### Exercícios
[1] Transcreva fielmente as linhas da listagem que vão da que contém "919, 728, 941]" até a que contém "intro-line-3: 不会漏水。 bbox=[165, 221, 263, 243]", incluindo ambas.
[2] Como prosseguiria a resenha sobre o livro de Alon Confino acerca do imaginário nazista? Continue-a a partir do ponto em que o trecho termina.

### Trecho da página
• • • •

Um mundo sem judeus: da perseguição ao genocídio, a visão do imaginário nazista | Alon Confino

No presente livro, Alon Confino, professor em Universidades nos Estados Unidos e em Israel, apresenta uma interpretação do nazismo e do genocídio judeu baseada, essencialmente, na perspectiva da história cultural e intelectual. O livro se insere, assim, numa tendência historiográfica que busca dar sentido ao Holocausto a partir de uma visão antropológica, que visa entender os sentimentos, as perspectivas e a imaginação que conduziram à formatação de uma política de Estado genocida.

O esforço do autor, nesse sentido, não é o de reconstruir o que aconteceu, mas o que os nazistas pensavam estar acontecendo e que justificava suas ações e atitudes. Ele se propõe, assim, a entrar na mente nazista e investigar de que forma os alemães imaginavam um mundo sem judeus e porque isso seria positivo para a Alemanha e para o mundo.

Essa teria sido, na verdade, uma proposta que perpassou todo o regime, de 1933 a 1945. Os objetivos (expulsão, extermínio ou segregação) e os instrumentos (humilhação, confisco de bens, violência individualizada e, por fim, genocídio de massa) teriam variado no tempo, conforme a conjuntura e os acontecimentos, mas a meta maior teria sido estabelecida em 30 de janeiro de 1933, quando um projeto revolucionário de mudança da sociedade chegou ao poder: um mundo sem judeus era um objetivo desejável, uma meta realizável.

• • • •

### Listagem
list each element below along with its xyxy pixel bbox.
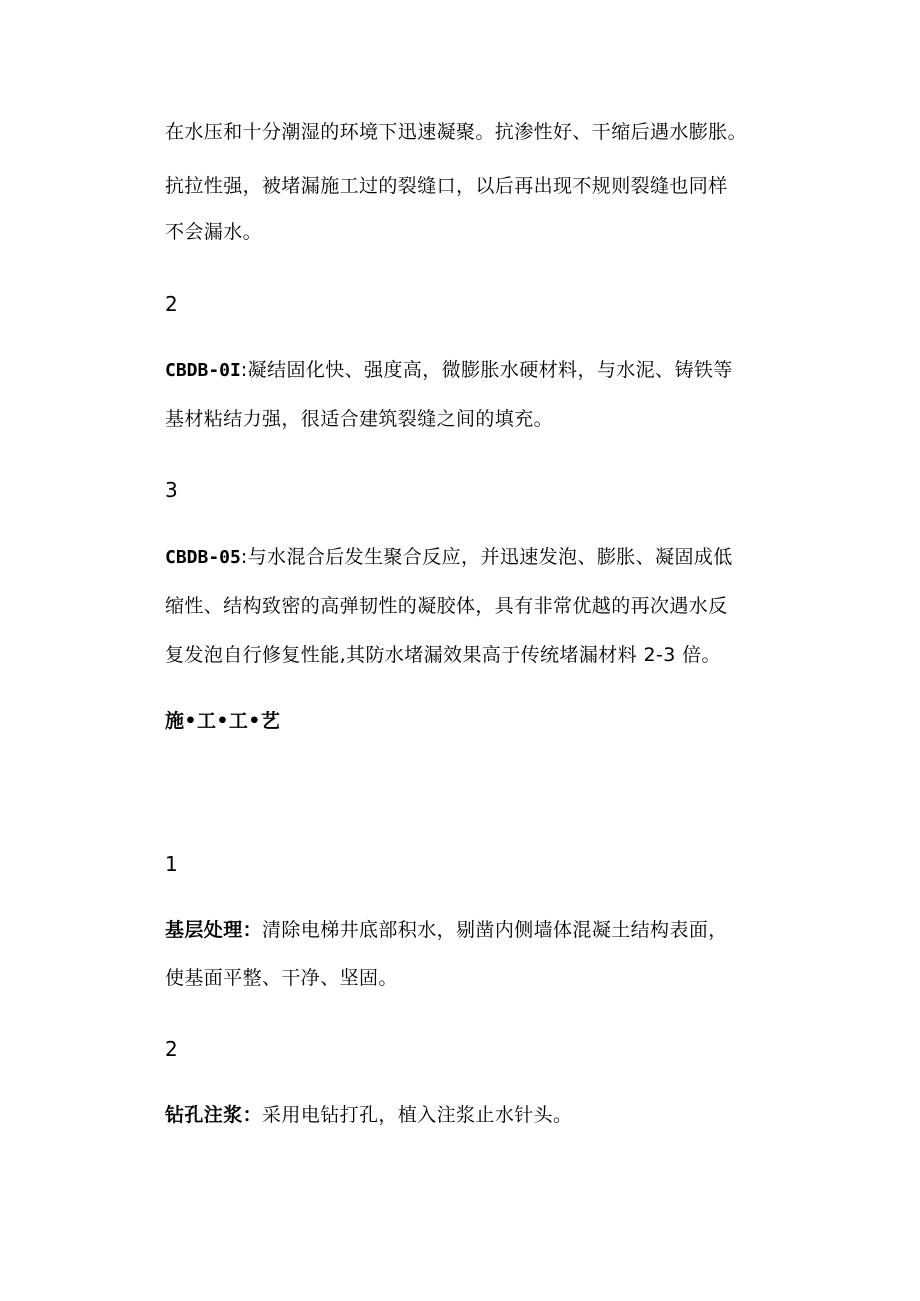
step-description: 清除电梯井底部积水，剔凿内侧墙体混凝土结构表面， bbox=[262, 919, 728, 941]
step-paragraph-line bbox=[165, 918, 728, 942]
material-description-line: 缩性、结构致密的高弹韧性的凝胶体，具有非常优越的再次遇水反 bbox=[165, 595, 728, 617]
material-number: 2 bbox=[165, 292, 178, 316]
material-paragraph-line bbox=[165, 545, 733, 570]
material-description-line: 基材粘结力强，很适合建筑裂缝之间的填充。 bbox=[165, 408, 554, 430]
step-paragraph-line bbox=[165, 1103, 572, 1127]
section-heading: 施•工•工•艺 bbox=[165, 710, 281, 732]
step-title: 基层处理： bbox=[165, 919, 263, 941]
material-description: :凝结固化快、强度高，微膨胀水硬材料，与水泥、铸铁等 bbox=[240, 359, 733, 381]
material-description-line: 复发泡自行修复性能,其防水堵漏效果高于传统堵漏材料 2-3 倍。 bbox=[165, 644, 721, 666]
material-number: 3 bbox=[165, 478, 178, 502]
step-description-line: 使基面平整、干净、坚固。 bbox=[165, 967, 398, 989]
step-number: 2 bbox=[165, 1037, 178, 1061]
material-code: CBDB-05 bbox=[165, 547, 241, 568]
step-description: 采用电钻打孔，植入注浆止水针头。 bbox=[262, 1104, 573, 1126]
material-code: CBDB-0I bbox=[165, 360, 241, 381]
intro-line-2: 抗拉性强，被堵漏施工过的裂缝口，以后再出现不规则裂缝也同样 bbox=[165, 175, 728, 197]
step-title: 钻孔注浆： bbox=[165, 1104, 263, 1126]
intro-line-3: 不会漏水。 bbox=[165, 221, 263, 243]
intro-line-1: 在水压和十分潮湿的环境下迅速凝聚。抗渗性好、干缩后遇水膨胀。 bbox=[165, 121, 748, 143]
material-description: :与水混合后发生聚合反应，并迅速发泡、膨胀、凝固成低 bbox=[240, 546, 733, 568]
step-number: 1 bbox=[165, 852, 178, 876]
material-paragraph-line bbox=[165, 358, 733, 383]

• • • •

### Respostas esperadas
[1]
step-description: 清除电梯井底部积水，剔凿内侧墙体混凝土结构表面， bbox=[262, 919, 728, 941]
step-paragraph-line bbox=[165, 918, 728, 942]
material-description-line: 缩性、结构致密的高弹韧性的凝胶体，具有非常优越的再次遇水反 bbox=[165, 595, 728, 617]
material-number: 2 bbox=[165, 292, 178, 316]
material-paragraph-line bbox=[165, 545, 733, 570]
material-description-line: 基材粘结力强，很适合建筑裂缝之间的填充。 bbox=[165, 408, 554, 430]
step-paragraph-line bbox=[165, 1103, 572, 1127]
section-heading: 施•工•工•艺 bbox=[165, 710, 281, 732]
step-title: 基层处理： bbox=[165, 919, 263, 941]
material-description: :凝结固化快、强度高，微膨胀水硬材料，与水泥、铸铁等 bbox=[240, 359, 733, 381]
material-description-line: 复发泡自行修复性能,其防水堵漏效果高于传统堵漏材料 2-3 倍。 bbox=[165, 644, 721, 666]
material-number: 3 bbox=[165, 478, 178, 502]
step-description-line: 使基面平整、干净、坚固。 bbox=[165, 967, 398, 989]
step-number: 2 bbox=[165, 1037, 178, 1061]
material-code: CBDB-05 bbox=[165, 547, 241, 568]
step-description: 采用电钻打孔，植入注浆止水针头。 bbox=[262, 1104, 573, 1126]
material-code: CBDB-0I bbox=[165, 360, 241, 381]
intro-line-2: 抗拉性强，被堵漏施工过的裂缝口，以后再出现不规则裂缝也同样 bbox=[165, 175, 728, 197]
step-title: 钻孔注浆： bbox=[165, 1104, 263, 1126]
intro-line-3: 不会漏水。 bbox=[165, 221, 263, 243]

[2]
O nazismo, como todas as grandes ideologias modernas, prometia a redenção e um futuro perfeito, utópico, mas sua identificação do mal era mais imediata, física. O comunismo localizava o mal na exploração do trabalho e na luta de classes e prometia a redenção da sociedade sem classes. O liberalismo entendia que o mal estava na tirania política e sua redenção era a salvação individual através da realização pessoal e da busca da felicidade. Já o nazismo identificava o mal nos judeus e esse mal, ao contrário dos outros, podia ser eliminado fisicamente.

Nessa linha, Confino recusa a ideia de que o massacre sistemático dos judeus após 1939 tenha sido inesperado ou improvisado. O antissemitismo do regime teria sido um work in progress, no qual instrumentos, táticas e estratégias foram sendo testados, recusados ou adaptados. Ninguém, obviamente, podia prever Auschwitz em 1933. No entanto, a partir do momento em que se começou a conceber como possível e necessária a extirpação do judaísmo e dos judeus da Alemanha, essa possibilidade já emergia.

Essa seria a radicalidade maior do nazismo: a primeira experiência de criação total de uma nova humanidade, de uma matriz histórica purificada de um passado maléfico através do extermínio de uma parte fundamental desse mesmo passado. Regimes revolucionários sempre tentaram se mostrar como livres do seu passado, como os jacobinos franceses ou os bolcheviques russos. Os nazistas, contudo, elegeram um passado palpável, de pessoas de carne e osso, cuja eliminação física significaria a redenção da própria Humanidade.

Na concepção de Confino, o nazismo era uma proposta revolucionária, nova, que pretendia reescrever a história alemã e europeia e criar uma nova moralidade e um novo sentido para o mundo. Nesse projeto, uma parte essencial da identidade alemã – o cristianismo – teria que ser expurgada e reelaborada para justificar um projeto de poder baseado na perseguição e na dominação sistemática sobre outros povos. E, para que esse expurgo pudesse frutificar, a eliminação da herança judaica seria a primeira e mais fundamental tarefa a dar conta.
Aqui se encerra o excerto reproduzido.